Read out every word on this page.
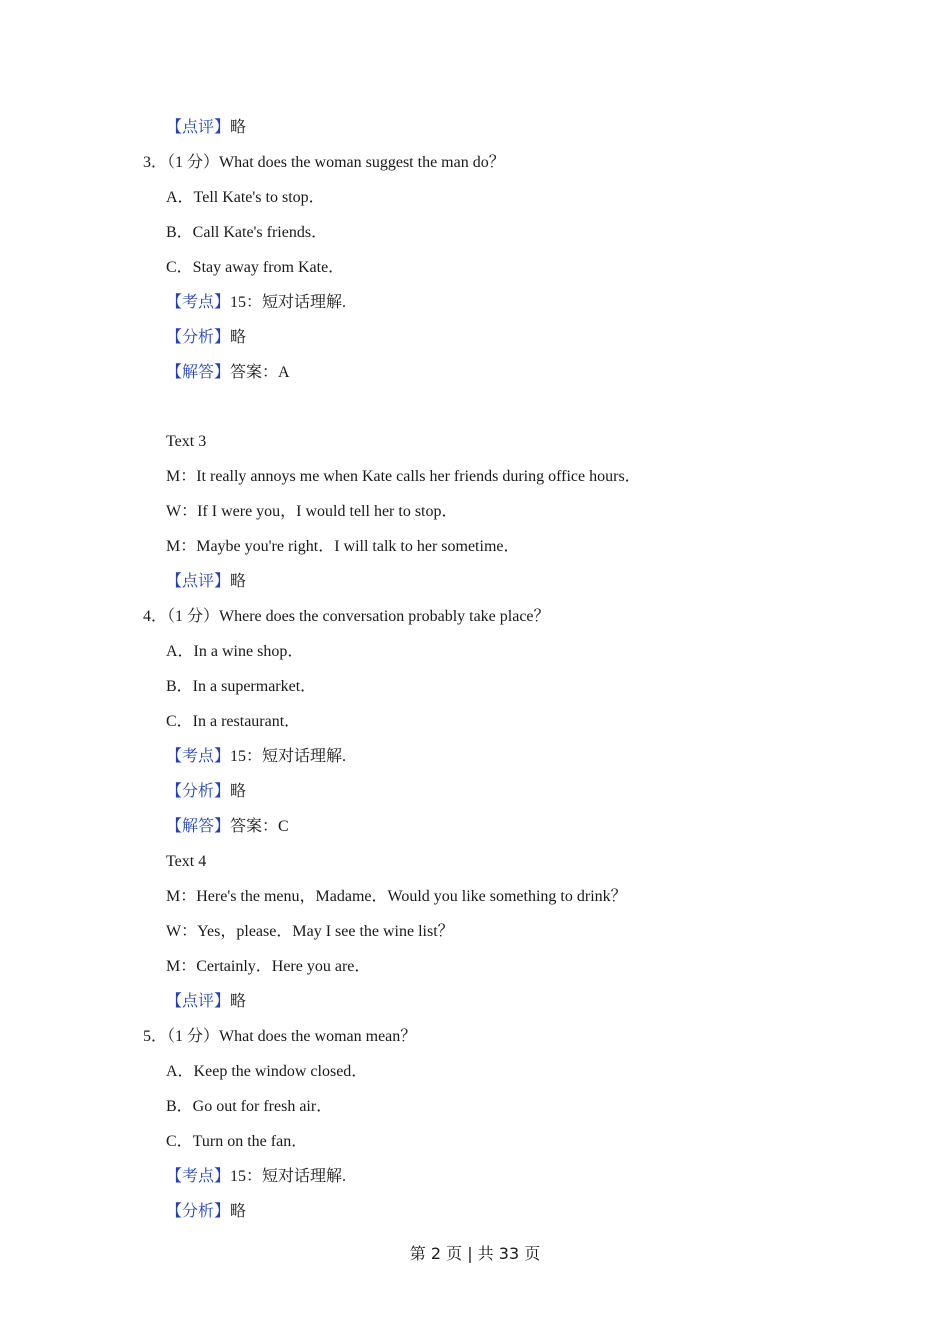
【点评】略
3．（1 分）What does the woman suggest the man do？
A．Tell Kate's to stop．
B．Call Kate's friends．
C．Stay away from Kate．
【考点】15：短对话理解.
【分析】略
【解答】答案：A
Text 3
M：It really annoys me when Kate calls her friends during office hours．
W：If I were you，I would tell her to stop．
M：Maybe you're right．I will talk to her sometime．
【点评】略
4．（1 分）Where does the conversation probably take place？
A．In a wine shop．
B．In a supermarket．
C．In a restaurant．
【考点】15：短对话理解.
【分析】略
【解答】答案：C
Text 4
M：Here's the menu，Madame．Would you like something to drink？
W：Yes，please．May I see the wine list？
M：Certainly．Here you are．
【点评】略
5．（1 分）What does the woman mean？
A．Keep the window closed．
B．Go out for fresh air．
C．Turn on the fan．
【考点】15：短对话理解.
【分析】略
第 2 页 | 共 33 页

■ **Stated exercise**
Copy out each line of the listing that holds "does".

■ **Answer in full**
3．（1 分）What does the woman suggest the man do？
4．（1 分）Where does the conversation probably take place？
5．（1 分）What does the woman mean？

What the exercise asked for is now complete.